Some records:
— Begin —

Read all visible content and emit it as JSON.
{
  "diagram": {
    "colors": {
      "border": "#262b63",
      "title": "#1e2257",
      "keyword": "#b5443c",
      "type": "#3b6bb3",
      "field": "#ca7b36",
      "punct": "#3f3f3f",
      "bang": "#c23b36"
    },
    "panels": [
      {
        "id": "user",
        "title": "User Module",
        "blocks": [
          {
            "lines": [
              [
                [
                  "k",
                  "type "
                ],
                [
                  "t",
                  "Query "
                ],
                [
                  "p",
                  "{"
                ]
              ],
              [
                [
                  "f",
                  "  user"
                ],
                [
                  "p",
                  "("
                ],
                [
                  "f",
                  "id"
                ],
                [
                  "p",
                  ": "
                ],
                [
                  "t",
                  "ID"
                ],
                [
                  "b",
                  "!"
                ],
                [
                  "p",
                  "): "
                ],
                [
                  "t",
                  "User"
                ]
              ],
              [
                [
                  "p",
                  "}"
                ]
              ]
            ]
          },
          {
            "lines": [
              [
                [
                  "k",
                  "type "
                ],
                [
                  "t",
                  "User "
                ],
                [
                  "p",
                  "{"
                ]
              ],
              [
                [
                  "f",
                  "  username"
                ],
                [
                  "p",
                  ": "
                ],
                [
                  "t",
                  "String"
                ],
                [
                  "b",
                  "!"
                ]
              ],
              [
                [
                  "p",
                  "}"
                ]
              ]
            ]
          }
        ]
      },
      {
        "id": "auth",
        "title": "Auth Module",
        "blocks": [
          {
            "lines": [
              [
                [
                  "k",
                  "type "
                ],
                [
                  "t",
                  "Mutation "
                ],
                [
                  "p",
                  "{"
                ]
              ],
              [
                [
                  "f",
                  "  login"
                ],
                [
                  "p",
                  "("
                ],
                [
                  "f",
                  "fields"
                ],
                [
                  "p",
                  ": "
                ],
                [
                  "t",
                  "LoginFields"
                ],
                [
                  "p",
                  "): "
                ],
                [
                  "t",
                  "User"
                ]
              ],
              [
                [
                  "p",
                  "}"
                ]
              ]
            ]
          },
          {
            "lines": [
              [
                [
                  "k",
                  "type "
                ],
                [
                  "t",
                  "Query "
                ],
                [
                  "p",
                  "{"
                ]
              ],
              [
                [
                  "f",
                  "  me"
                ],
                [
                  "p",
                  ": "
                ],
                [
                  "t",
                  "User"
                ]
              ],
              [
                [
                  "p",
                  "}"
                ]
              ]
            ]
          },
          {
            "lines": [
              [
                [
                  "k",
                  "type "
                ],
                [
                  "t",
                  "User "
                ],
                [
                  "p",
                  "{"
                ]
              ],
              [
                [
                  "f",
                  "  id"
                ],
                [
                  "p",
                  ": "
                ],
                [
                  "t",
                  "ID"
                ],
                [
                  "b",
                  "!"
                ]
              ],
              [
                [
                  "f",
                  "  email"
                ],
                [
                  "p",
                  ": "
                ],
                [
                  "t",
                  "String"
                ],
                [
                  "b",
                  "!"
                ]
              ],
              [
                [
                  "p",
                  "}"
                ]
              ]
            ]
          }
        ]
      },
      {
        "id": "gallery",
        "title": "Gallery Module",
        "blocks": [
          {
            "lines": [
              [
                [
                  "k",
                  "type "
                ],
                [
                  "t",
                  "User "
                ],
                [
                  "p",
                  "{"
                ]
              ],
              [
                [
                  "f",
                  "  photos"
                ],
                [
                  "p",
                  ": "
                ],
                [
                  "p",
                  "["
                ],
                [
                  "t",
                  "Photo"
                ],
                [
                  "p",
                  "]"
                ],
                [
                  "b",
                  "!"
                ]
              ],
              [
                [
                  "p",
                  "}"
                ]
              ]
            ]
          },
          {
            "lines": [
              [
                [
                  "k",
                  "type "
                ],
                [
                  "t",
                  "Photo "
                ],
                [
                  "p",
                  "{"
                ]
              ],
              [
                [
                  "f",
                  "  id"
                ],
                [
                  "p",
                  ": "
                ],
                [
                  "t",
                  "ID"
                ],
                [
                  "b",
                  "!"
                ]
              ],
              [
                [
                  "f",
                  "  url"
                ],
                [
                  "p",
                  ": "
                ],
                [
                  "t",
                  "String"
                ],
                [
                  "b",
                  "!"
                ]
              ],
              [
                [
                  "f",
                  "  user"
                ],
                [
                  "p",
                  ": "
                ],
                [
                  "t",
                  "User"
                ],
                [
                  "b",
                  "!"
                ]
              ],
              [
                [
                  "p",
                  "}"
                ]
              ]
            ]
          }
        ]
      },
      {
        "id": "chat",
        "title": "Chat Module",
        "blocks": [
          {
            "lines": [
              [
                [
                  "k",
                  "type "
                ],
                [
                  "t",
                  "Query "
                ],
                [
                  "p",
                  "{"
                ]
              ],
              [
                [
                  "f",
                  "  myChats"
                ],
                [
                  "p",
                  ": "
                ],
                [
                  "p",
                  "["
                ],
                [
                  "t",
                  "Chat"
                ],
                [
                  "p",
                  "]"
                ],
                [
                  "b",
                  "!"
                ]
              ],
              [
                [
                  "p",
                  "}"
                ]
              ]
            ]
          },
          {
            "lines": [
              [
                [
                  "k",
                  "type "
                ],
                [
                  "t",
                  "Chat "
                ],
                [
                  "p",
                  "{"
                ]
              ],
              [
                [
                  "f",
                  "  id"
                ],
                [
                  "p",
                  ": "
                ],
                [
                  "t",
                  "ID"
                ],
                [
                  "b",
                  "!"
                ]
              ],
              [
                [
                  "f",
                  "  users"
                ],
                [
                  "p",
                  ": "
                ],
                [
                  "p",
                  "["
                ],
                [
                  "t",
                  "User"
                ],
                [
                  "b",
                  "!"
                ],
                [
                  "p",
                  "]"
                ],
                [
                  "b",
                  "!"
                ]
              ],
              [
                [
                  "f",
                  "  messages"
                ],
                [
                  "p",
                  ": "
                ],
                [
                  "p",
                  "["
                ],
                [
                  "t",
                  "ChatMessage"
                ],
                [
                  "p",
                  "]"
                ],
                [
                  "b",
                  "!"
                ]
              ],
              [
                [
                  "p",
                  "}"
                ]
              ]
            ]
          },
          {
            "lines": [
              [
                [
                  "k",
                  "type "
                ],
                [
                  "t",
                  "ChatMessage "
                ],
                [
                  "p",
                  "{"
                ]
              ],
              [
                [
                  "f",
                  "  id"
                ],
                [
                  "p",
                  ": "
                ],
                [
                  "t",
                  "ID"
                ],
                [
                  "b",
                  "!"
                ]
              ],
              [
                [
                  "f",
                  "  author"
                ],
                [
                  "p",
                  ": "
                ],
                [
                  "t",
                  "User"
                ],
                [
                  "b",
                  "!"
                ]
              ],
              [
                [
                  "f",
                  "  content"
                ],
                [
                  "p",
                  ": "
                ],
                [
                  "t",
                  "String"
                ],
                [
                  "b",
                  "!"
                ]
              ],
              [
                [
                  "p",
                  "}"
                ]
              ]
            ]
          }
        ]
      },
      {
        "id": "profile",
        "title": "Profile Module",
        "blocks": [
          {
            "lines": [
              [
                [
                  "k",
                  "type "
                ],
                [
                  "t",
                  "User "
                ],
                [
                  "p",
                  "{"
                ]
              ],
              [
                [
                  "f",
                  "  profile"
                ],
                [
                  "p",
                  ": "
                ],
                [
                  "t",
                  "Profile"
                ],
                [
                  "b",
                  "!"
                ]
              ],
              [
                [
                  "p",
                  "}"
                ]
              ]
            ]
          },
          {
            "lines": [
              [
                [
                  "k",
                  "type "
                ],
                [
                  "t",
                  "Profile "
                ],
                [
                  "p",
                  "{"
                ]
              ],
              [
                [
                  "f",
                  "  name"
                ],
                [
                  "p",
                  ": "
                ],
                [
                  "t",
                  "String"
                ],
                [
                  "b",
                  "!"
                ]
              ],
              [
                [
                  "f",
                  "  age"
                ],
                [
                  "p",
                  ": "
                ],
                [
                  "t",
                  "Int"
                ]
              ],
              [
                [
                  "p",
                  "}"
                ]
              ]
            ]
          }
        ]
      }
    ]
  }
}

— End —

> Given request: Write out every line of the preceding listing that contains "title".

> Answer to this task:
      "title": "#1e2257",
        "title": "User Module",
        "title": "Auth Module",
        "title": "Gallery Module",
        "title": "Chat Module",
        "title": "Profile Module",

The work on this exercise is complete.